Written task
Scan the material that follows. Copy every line containing the word "但提出收购价格为".
* START *
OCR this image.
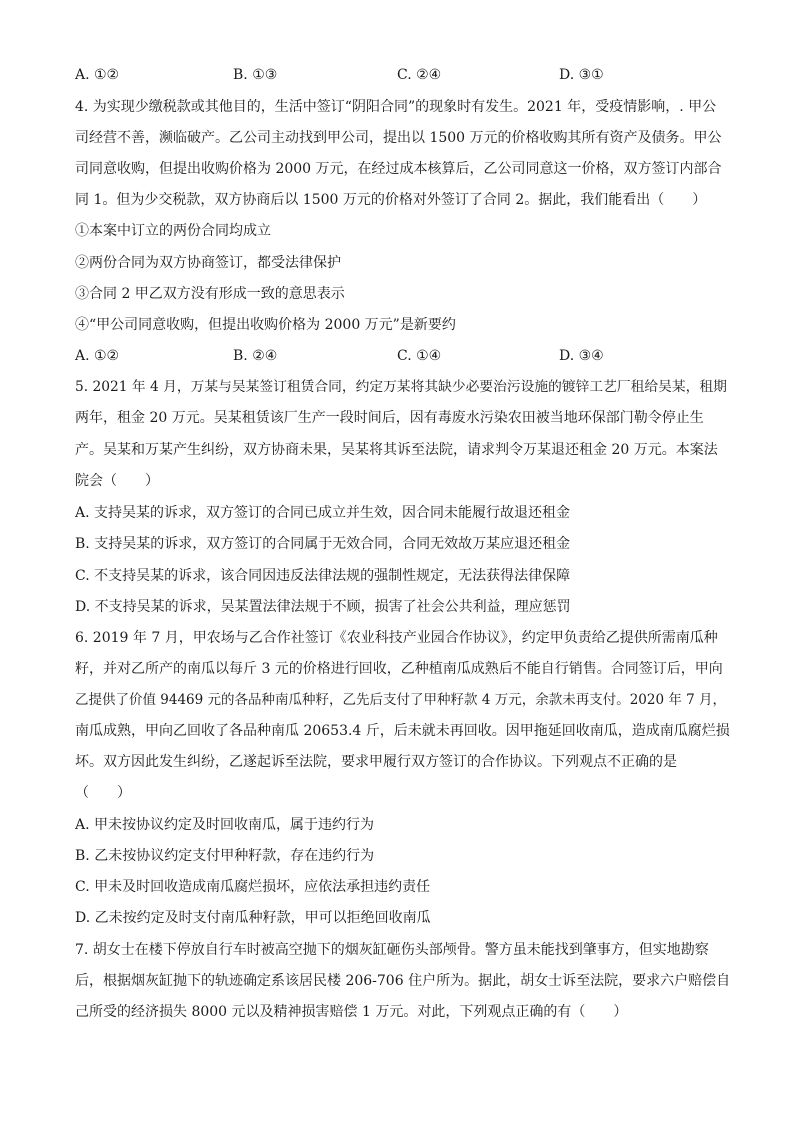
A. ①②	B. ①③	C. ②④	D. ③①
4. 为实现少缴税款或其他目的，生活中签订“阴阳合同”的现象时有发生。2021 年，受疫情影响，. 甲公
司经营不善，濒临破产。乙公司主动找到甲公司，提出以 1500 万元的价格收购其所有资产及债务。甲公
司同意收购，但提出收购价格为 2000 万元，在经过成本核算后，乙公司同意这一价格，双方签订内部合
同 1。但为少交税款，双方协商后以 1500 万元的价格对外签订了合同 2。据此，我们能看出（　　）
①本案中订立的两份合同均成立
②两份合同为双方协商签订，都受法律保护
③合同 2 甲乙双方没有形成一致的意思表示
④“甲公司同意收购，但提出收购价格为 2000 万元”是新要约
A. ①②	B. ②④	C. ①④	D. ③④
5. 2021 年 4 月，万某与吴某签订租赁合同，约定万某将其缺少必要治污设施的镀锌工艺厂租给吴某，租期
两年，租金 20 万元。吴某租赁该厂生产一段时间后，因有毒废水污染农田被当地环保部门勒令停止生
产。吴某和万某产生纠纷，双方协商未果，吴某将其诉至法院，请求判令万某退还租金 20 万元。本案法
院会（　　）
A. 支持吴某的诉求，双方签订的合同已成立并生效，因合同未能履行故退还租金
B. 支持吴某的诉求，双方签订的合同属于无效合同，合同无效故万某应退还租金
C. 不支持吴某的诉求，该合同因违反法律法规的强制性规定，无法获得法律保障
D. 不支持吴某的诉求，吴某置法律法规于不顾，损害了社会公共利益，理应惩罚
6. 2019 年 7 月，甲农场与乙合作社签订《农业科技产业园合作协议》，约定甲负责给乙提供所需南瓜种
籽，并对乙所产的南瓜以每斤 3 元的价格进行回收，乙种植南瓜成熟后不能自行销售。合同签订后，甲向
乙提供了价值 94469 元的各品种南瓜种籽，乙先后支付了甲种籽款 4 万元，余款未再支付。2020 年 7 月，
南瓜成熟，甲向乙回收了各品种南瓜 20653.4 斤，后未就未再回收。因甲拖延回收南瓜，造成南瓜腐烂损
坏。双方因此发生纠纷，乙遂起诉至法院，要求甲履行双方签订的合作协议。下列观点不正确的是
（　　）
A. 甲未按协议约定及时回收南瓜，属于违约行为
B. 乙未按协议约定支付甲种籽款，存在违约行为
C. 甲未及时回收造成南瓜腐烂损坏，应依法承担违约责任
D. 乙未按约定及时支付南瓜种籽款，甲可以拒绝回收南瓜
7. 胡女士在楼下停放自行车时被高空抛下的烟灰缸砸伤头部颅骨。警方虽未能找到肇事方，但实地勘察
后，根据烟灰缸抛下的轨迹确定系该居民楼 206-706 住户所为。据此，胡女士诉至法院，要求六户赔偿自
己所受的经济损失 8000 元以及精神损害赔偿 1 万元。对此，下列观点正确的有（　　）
* END *
Solution to this exercise
司同意收购，但提出收购价格为 2000 万元，在经过成本核算后，乙公司同意这一价格，双方签订内部合
④“甲公司同意收购，但提出收购价格为 2000 万元”是新要约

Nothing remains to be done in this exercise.